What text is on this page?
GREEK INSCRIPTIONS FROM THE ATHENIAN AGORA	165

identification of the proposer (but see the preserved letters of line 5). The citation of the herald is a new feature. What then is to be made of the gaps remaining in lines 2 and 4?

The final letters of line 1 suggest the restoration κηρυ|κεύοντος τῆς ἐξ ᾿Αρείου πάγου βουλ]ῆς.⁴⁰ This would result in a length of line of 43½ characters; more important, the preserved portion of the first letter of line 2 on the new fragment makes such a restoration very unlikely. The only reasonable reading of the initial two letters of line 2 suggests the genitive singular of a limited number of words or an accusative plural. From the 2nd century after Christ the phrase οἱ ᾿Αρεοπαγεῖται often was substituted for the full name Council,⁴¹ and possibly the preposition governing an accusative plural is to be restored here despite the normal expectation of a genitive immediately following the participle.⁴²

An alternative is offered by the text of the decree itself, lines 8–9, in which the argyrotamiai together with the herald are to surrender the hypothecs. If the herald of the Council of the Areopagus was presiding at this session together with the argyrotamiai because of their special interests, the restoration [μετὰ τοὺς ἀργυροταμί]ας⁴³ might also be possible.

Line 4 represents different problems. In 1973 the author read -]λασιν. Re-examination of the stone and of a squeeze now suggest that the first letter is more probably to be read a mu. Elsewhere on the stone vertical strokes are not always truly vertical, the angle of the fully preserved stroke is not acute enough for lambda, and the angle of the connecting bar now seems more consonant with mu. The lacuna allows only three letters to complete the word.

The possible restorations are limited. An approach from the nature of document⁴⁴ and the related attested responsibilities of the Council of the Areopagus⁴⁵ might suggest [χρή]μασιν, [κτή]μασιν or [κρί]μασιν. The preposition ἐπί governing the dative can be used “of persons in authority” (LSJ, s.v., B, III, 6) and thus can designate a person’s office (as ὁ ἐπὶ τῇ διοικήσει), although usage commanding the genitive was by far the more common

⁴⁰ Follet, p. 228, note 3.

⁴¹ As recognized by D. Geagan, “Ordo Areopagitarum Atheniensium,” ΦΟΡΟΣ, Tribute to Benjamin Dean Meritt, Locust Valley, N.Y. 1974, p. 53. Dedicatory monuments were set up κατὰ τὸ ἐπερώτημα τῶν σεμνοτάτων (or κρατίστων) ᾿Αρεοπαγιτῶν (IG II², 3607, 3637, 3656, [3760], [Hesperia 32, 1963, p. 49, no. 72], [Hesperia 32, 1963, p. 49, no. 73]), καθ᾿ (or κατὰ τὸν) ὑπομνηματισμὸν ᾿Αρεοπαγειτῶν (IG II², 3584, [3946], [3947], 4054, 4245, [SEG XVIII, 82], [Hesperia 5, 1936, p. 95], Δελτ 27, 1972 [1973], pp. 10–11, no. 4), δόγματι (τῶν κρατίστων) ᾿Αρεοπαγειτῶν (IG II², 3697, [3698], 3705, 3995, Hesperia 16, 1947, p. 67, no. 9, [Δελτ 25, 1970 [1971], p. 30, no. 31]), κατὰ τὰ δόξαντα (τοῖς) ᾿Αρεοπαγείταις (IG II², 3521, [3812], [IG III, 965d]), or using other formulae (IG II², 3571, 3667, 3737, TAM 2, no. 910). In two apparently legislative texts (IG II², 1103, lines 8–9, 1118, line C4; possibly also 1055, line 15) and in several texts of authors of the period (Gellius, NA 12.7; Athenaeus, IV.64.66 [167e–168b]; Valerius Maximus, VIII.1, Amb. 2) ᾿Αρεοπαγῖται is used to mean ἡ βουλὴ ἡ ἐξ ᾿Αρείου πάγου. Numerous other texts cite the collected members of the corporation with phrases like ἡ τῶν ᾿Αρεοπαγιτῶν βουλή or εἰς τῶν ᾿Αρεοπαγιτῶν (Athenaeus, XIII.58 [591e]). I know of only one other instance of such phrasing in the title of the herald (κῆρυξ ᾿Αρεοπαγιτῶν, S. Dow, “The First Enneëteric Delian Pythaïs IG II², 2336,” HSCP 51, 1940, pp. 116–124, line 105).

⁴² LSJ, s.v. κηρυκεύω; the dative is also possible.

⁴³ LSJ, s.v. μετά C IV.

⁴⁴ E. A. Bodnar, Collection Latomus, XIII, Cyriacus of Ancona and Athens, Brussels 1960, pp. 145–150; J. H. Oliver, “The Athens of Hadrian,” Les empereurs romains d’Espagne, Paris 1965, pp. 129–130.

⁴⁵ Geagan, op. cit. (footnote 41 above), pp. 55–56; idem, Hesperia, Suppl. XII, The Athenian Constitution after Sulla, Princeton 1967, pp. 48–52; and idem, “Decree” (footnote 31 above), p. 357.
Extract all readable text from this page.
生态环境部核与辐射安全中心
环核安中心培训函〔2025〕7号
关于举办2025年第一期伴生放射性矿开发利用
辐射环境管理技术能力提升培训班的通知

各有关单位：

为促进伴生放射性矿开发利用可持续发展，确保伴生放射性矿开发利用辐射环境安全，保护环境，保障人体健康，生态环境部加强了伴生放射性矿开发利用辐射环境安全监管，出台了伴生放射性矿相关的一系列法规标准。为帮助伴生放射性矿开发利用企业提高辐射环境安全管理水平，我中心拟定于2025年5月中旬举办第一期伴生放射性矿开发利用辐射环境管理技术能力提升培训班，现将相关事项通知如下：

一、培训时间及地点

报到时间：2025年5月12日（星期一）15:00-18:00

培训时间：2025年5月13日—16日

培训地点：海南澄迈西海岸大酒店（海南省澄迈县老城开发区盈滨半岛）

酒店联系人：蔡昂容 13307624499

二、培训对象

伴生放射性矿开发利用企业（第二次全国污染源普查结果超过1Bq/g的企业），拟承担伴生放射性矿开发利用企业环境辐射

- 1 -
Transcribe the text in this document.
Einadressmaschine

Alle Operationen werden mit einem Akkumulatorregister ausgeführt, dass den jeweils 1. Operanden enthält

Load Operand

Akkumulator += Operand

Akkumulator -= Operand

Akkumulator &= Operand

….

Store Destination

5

○ ○ ○

**The task**
Nothing should be left out: return all of the records exactly.

**The completed task**
What text is on this page?
GREEK INSCRIPTIONS FROM THE ATHENIAN AGORA	165

identification of the proposer (but see the preserved letters of line 5). The citation of the herald is a new feature. What then is to be made of the gaps remaining in lines 2 and 4?

The final letters of line 1 suggest the restoration κηρυ|κεύοντος τῆς ἐξ ᾿Αρείου πάγου βουλ]ῆς.⁴⁰ This would result in a length of line of 43½ characters; more important, the preserved portion of the first letter of line 2 on the new fragment makes such a restoration very unlikely. The only reasonable reading of the initial two letters of line 2 suggests the genitive singular of a limited number of words or an accusative plural. From the 2nd century after Christ the phrase οἱ ᾿Αρεοπαγεῖται often was substituted for the full name Council,⁴¹ and possibly the preposition governing an accusative plural is to be restored here despite the normal expectation of a genitive immediately following the participle.⁴²

An alternative is offered by the text of the decree itself, lines 8–9, in which the argyrotamiai together with the herald are to surrender the hypothecs. If the herald of the Council of the Areopagus was presiding at this session together with the argyrotamiai because of their special interests, the restoration [μετὰ τοὺς ἀργυροταμί]ας⁴³ might also be possible.

Line 4 represents different problems. In 1973 the author read -]λασιν. Re-examination of the stone and of a squeeze now suggest that the first letter is more probably to be read a mu. Elsewhere on the stone vertical strokes are not always truly vertical, the angle of the fully preserved stroke is not acute enough for lambda, and the angle of the connecting bar now seems more consonant with mu. The lacuna allows only three letters to complete the word.

The possible restorations are limited. An approach from the nature of document⁴⁴ and the related attested responsibilities of the Council of the Areopagus⁴⁵ might suggest [χρή]μασιν, [κτή]μασιν or [κρί]μασιν. The preposition ἐπί governing the dative can be used “of persons in authority” (LSJ, s.v., B, III, 6) and thus can designate a person’s office (as ὁ ἐπὶ τῇ διοικήσει), although usage commanding the genitive was by far the more common

⁴⁰ Follet, p. 228, note 3.

⁴¹ As recognized by D. Geagan, “Ordo Areopagitarum Atheniensium,” ΦΟΡΟΣ, Tribute to Benjamin Dean Meritt, Locust Valley, N.Y. 1974, p. 53. Dedicatory monuments were set up κατὰ τὸ ἐπερώτημα τῶν σεμνοτάτων (or κρατίστων) ᾿Αρεοπαγιτῶν (IG II², 3607, 3637, 3656, [3760], [Hesperia 32, 1963, p. 49, no. 72], [Hesperia 32, 1963, p. 49, no. 73]), καθ᾿ (or κατὰ τὸν) ὑπομνηματισμὸν ᾿Αρεοπαγειτῶν (IG II², 3584, [3946], [3947], 4054, 4245, [SEG XVIII, 82], [Hesperia 5, 1936, p. 95], Δελτ 27, 1972 [1973], pp. 10–11, no. 4), δόγματι (τῶν κρατίστων) ᾿Αρεοπαγειτῶν (IG II², 3697, [3698], 3705, 3995, Hesperia 16, 1947, p. 67, no. 9, [Δελτ 25, 1970 [1971], p. 30, no. 31]), κατὰ τὰ δόξαντα (τοῖς) ᾿Αρεοπαγείταις (IG II², 3521, [3812], [IG III, 965d]), or using other formulae (IG II², 3571, 3667, 3737, TAM 2, no. 910). In two apparently legislative texts (IG II², 1103, lines 8–9, 1118, line C4; possibly also 1055, line 15) and in several texts of authors of the period (Gellius, NA 12.7; Athenaeus, IV.64.66 [167e–168b]; Valerius Maximus, VIII.1, Amb. 2) ᾿Αρεοπαγῖται is used to mean ἡ βουλὴ ἡ ἐξ ᾿Αρείου πάγου. Numerous other texts cite the collected members of the corporation with phrases like ἡ τῶν ᾿Αρεοπαγιτῶν βουλή or εἰς τῶν ᾿Αρεοπαγιτῶν (Athenaeus, XIII.58 [591e]). I know of only one other instance of such phrasing in the title of the herald (κῆρυξ ᾿Αρεοπαγιτῶν, S. Dow, “The First Enneëteric Delian Pythaïs IG II², 2336,” HSCP 51, 1940, pp. 116–124, line 105).

⁴² LSJ, s.v. κηρυκεύω; the dative is also possible.

⁴³ LSJ, s.v. μετά C IV.

⁴⁴ E. A. Bodnar, Collection Latomus, XIII, Cyriacus of Ancona and Athens, Brussels 1960, pp. 145–150; J. H. Oliver, “The Athens of Hadrian,” Les empereurs romains d’Espagne, Paris 1965, pp. 129–130.

⁴⁵ Geagan, op. cit. (footnote 41 above), pp. 55–56; idem, Hesperia, Suppl. XII, The Athenian Constitution after Sulla, Princeton 1967, pp. 48–52; and idem, “Decree” (footnote 31 above), p. 357.
Extract all readable text from this page.
生态环境部核与辐射安全中心
环核安中心培训函〔2025〕7号
关于举办2025年第一期伴生放射性矿开发利用
辐射环境管理技术能力提升培训班的通知

各有关单位：

为促进伴生放射性矿开发利用可持续发展，确保伴生放射性矿开发利用辐射环境安全，保护环境，保障人体健康，生态环境部加强了伴生放射性矿开发利用辐射环境安全监管，出台了伴生放射性矿相关的一系列法规标准。为帮助伴生放射性矿开发利用企业提高辐射环境安全管理水平，我中心拟定于2025年5月中旬举办第一期伴生放射性矿开发利用辐射环境管理技术能力提升培训班，现将相关事项通知如下：

一、培训时间及地点

报到时间：2025年5月12日（星期一）15:00-18:00

培训时间：2025年5月13日—16日

培训地点：海南澄迈西海岸大酒店（海南省澄迈县老城开发区盈滨半岛）

酒店联系人：蔡昂容 13307624499

二、培训对象

伴生放射性矿开发利用企业（第二次全国污染源普查结果超过1Bq/g的企业），拟承担伴生放射性矿开发利用企业环境辐射

- 1 -
Transcribe the text in this document.
Einadressmaschine

Alle Operationen werden mit einem Akkumulatorregister ausgeführt, dass den jeweils 1. Operanden enthält

Load Operand

Akkumulator += Operand

Akkumulator -= Operand

Akkumulator &= Operand

….

Store Destination

5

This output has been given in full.